─── Given records

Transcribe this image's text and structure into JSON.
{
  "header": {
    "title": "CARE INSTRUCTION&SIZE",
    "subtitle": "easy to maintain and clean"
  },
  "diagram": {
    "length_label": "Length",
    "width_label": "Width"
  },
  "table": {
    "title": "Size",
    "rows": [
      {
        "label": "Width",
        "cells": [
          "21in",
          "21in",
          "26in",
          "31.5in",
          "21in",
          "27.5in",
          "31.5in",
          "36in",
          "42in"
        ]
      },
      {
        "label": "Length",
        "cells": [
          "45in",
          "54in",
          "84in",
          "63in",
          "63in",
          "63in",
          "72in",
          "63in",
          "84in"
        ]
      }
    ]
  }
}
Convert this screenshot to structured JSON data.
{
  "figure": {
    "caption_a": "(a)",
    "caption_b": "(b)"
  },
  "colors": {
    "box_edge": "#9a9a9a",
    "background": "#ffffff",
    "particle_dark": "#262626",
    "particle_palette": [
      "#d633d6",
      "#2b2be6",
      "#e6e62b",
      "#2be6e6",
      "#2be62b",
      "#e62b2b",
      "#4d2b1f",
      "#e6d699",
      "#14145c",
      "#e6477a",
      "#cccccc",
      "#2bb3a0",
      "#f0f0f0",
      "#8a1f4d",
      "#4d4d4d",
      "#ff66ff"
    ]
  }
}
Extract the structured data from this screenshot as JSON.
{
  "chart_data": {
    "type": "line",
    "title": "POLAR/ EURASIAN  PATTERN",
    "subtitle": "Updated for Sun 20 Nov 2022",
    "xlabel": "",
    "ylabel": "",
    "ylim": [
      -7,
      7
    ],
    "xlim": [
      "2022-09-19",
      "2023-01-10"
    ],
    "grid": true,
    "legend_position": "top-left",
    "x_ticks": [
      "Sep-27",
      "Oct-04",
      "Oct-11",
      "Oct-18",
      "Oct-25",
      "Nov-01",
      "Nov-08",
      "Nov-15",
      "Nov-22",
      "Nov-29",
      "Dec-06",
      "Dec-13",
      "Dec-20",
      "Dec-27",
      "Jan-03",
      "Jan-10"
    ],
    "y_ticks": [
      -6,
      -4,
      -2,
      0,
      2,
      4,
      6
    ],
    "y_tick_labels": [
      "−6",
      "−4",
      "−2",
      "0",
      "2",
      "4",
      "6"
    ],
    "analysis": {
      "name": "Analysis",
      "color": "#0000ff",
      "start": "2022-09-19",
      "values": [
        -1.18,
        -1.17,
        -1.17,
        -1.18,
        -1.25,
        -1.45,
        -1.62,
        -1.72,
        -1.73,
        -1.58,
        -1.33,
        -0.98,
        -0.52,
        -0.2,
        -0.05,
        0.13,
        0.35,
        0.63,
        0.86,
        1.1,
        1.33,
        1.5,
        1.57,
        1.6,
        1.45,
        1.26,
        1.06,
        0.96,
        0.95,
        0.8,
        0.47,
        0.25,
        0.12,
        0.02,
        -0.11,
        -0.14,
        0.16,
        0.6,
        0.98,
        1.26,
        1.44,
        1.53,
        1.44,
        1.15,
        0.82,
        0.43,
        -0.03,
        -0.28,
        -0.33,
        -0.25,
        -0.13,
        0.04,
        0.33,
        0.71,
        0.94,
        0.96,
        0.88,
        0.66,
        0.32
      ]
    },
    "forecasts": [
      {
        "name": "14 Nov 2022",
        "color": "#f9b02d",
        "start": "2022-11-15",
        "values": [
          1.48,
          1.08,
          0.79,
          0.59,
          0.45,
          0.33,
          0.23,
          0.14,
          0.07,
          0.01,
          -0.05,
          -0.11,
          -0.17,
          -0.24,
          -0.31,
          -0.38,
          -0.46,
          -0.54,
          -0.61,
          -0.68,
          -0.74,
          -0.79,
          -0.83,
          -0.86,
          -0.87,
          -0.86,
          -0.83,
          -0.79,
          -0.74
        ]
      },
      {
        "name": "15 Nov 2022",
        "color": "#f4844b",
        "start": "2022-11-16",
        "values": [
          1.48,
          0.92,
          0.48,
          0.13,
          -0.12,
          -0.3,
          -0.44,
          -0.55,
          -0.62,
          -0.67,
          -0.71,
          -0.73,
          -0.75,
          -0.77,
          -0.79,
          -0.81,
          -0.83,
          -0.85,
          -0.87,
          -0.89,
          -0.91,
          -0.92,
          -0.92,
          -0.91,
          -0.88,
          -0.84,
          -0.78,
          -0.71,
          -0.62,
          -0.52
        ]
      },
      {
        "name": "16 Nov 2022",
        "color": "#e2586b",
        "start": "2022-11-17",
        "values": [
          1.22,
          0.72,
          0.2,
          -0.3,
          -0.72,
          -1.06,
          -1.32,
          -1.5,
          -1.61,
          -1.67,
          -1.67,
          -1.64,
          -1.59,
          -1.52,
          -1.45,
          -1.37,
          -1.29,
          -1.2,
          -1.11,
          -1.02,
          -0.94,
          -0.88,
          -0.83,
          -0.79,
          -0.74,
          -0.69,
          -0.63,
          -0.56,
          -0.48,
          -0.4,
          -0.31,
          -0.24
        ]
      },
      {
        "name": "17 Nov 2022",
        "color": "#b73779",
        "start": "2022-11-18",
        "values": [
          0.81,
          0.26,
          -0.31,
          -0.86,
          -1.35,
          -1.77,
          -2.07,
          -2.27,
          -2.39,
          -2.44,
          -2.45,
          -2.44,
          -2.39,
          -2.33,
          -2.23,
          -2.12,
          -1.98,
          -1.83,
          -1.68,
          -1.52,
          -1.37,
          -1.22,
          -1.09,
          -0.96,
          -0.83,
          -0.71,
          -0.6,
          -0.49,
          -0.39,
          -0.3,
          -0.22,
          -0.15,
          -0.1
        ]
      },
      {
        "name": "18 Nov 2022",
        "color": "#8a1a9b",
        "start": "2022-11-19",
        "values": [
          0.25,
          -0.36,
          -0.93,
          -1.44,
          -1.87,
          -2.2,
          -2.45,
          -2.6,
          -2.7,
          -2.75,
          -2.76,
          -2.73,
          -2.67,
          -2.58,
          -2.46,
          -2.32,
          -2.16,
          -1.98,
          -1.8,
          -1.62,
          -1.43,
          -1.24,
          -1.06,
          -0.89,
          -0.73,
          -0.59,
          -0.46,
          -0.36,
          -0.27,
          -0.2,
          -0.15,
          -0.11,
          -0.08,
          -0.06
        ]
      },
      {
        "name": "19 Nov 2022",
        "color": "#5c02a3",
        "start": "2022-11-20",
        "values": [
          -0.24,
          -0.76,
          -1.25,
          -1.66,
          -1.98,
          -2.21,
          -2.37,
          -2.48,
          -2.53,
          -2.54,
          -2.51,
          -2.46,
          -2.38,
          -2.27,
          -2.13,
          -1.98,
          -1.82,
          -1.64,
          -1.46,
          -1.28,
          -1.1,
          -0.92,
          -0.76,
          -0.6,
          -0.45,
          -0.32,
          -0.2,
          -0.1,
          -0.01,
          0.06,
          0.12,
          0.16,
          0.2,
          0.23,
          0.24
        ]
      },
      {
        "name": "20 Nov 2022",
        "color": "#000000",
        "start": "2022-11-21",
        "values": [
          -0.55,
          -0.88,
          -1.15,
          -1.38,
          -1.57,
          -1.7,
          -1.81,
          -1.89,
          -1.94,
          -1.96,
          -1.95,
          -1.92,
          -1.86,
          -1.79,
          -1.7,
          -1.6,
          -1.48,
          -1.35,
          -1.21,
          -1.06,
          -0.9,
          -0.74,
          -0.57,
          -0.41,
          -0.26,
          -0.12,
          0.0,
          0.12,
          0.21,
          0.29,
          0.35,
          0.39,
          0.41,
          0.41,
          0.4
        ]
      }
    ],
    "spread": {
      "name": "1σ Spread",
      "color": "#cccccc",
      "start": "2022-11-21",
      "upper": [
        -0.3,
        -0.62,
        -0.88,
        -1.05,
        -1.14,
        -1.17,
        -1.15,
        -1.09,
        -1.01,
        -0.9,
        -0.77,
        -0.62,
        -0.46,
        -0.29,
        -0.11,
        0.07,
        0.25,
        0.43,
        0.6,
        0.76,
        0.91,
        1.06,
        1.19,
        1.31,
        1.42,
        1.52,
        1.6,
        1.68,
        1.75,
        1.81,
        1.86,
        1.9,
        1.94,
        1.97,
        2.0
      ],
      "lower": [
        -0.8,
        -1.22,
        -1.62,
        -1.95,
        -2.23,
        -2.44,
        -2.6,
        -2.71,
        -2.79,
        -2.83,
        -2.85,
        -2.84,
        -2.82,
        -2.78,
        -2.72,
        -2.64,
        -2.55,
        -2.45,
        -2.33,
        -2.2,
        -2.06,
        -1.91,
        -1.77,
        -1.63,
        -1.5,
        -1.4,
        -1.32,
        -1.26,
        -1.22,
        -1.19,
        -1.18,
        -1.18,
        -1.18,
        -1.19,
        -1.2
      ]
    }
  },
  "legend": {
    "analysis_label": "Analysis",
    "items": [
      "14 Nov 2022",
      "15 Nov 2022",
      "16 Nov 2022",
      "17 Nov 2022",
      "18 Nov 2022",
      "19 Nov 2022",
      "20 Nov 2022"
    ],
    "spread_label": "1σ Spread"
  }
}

──────

### Exercise prompt
Find the lines above that contain the word "this" and collect them.

### Solution to the exercise
Transcribe this image's text and structure into JSON.
Convert this screenshot to structured JSON data.
Extract the structured data from this screenshot as JSON.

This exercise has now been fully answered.